**What this task involves**
Look through the records below and give the number of lines holding the string "tayang", nothing more.

**Records from a data collection**
******************************
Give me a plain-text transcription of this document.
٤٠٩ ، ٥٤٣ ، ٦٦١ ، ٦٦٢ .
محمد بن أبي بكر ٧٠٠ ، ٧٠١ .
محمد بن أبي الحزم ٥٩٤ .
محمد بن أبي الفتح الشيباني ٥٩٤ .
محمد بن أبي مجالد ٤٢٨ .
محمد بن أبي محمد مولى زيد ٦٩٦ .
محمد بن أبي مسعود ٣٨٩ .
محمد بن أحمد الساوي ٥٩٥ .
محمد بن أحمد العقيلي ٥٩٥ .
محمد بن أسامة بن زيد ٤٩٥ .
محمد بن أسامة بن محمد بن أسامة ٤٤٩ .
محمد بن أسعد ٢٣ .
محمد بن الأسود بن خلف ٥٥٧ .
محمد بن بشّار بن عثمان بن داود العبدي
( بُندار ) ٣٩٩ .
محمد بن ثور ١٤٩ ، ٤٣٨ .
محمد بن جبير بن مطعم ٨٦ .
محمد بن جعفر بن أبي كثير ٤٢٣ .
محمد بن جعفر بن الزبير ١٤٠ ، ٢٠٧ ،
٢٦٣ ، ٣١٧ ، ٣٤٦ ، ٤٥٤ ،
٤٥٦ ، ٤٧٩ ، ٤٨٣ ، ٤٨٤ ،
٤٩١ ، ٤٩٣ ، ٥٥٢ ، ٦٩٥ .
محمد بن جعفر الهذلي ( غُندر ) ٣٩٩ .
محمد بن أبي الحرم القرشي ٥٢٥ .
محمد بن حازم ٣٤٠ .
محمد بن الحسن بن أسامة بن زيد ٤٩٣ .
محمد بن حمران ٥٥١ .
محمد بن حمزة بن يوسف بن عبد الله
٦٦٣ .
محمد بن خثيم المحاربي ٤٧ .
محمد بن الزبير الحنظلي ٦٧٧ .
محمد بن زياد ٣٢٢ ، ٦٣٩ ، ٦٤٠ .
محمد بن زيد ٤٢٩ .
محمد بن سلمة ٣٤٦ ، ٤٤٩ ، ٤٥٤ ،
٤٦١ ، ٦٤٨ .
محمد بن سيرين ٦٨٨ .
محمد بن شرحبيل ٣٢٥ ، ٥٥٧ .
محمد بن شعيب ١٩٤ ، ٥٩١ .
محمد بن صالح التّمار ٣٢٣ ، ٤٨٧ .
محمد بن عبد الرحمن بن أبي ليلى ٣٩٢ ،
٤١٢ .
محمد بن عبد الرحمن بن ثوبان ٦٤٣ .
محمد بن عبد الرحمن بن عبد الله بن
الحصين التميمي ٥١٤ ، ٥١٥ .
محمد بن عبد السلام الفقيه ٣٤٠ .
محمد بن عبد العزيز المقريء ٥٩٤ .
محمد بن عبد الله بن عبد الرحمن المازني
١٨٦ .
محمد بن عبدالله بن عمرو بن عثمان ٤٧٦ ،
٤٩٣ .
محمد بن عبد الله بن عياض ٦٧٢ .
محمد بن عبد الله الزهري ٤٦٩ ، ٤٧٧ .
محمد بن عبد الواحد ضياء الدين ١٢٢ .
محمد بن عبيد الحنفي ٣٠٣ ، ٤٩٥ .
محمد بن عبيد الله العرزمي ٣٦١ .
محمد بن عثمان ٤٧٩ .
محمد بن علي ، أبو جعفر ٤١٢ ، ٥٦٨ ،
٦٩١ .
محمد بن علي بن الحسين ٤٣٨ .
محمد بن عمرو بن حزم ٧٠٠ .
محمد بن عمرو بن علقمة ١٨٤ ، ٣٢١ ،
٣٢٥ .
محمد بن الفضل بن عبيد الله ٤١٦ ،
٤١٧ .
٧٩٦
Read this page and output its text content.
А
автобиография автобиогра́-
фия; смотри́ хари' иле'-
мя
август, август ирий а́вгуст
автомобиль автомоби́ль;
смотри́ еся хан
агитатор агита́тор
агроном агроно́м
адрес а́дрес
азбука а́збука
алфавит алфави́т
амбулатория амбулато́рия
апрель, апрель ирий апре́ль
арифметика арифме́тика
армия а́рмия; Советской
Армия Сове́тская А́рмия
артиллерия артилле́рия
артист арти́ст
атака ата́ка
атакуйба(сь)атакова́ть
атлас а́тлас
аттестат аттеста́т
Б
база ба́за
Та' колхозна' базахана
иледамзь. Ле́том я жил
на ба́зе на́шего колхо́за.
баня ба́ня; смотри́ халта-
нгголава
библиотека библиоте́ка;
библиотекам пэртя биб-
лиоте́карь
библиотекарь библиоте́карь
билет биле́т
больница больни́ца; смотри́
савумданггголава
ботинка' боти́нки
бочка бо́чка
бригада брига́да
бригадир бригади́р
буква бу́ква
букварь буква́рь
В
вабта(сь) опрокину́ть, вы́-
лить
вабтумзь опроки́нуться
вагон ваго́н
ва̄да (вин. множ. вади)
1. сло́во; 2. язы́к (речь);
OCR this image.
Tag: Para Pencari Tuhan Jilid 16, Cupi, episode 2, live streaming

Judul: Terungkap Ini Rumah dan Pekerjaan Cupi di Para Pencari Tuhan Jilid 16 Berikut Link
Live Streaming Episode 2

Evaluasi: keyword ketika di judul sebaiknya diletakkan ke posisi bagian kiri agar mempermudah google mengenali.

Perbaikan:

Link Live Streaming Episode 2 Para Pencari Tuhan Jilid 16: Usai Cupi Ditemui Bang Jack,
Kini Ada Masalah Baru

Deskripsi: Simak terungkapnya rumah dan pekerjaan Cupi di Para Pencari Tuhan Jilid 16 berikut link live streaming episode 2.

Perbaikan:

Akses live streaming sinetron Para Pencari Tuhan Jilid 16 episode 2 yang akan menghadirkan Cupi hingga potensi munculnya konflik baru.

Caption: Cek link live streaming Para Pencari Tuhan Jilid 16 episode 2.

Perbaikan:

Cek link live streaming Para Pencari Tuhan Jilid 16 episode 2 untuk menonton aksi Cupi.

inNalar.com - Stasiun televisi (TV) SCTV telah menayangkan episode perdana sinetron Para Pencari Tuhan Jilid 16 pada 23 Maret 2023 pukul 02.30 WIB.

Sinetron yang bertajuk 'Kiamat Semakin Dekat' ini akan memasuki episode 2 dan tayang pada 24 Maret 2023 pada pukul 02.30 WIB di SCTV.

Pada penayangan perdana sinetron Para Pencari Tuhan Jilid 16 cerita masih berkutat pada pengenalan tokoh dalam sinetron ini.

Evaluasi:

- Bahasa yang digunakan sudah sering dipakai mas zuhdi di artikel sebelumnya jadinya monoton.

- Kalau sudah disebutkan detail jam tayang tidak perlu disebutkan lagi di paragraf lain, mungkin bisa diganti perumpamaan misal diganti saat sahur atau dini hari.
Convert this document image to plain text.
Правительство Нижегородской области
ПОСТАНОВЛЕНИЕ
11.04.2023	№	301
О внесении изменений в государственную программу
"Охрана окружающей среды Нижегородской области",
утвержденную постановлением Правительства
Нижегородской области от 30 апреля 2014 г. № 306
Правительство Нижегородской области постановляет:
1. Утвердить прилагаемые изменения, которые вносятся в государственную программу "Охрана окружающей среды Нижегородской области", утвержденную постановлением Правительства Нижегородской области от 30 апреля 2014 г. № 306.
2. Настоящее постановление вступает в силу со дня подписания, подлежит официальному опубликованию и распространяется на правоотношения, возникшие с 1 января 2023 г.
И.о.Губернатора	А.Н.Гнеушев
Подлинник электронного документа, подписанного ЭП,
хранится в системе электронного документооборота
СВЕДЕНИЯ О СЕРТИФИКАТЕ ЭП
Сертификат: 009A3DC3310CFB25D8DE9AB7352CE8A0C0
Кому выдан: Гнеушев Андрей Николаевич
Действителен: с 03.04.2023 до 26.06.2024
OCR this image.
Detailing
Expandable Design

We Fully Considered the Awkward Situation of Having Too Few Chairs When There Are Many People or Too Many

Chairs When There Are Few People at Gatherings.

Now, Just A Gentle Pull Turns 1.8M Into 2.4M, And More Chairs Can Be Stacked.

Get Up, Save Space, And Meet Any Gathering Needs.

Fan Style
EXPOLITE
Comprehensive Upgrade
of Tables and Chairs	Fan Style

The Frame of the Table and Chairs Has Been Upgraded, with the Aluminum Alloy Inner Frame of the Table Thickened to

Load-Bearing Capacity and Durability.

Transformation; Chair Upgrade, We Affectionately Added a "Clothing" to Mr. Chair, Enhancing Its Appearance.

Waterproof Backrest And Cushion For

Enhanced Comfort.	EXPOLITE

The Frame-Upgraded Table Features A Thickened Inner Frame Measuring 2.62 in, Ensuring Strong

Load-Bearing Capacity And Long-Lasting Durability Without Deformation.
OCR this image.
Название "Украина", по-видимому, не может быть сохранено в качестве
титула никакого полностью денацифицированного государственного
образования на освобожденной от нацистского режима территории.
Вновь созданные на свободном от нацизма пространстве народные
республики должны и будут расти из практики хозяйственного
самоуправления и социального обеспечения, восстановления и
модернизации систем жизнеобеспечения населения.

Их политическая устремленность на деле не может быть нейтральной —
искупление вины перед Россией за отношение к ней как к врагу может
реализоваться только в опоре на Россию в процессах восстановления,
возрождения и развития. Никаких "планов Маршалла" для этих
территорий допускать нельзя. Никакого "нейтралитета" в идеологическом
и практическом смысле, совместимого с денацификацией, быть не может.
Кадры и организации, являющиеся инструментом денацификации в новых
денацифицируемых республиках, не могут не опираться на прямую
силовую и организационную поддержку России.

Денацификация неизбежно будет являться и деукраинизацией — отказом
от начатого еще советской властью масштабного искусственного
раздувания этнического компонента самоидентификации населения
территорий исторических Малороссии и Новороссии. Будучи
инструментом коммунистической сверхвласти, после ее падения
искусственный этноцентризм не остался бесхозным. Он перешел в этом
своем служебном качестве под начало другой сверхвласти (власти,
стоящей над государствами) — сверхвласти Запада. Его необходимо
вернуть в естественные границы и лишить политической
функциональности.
******************************
**The result**
2